:: Direction ::
Locate the string "Revenue" in the records below. Copy every line where it occurs.

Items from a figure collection
********
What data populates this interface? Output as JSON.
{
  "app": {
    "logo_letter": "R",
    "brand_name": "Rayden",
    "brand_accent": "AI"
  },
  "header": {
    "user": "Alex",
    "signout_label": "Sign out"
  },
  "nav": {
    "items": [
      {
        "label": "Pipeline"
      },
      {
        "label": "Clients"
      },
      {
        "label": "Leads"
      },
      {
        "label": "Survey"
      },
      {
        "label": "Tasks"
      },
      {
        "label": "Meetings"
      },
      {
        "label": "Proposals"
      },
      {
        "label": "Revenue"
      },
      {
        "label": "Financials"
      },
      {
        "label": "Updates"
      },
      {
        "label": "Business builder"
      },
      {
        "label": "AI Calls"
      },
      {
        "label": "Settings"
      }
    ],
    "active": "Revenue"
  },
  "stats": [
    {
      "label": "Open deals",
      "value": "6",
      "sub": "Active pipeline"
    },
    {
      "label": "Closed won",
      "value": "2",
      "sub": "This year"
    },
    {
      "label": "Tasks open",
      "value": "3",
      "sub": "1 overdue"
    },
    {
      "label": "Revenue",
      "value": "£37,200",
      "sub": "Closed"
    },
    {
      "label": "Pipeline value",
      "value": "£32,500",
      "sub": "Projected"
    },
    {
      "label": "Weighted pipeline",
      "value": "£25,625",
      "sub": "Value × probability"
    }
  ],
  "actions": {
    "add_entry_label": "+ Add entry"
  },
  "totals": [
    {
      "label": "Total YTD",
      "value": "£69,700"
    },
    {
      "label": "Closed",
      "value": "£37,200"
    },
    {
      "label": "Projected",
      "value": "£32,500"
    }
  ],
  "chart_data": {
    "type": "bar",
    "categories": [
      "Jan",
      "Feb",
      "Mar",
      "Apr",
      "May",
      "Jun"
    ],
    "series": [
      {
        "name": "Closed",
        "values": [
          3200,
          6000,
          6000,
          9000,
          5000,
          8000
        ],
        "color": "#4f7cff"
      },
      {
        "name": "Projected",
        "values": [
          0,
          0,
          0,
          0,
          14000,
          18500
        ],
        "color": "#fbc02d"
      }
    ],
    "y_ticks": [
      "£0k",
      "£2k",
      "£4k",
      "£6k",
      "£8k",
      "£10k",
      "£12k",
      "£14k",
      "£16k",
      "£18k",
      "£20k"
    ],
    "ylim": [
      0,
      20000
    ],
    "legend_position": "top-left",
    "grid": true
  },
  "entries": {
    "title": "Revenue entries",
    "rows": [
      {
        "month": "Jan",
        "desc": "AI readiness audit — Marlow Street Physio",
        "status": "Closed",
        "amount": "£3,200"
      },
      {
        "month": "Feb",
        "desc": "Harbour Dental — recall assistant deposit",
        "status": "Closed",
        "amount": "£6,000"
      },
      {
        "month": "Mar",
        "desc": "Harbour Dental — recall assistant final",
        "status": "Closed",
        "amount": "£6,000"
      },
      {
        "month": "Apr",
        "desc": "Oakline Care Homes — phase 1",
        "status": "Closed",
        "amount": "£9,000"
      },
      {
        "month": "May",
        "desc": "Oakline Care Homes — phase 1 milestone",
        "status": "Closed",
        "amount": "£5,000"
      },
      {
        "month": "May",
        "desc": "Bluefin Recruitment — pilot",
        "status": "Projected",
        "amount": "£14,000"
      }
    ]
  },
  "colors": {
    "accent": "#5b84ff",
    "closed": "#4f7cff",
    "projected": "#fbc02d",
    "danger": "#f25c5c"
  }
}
********
:: Finished task ::
        "label": "Revenue"
    "active": "Revenue"
      "label": "Revenue",
    "title": "Revenue entries",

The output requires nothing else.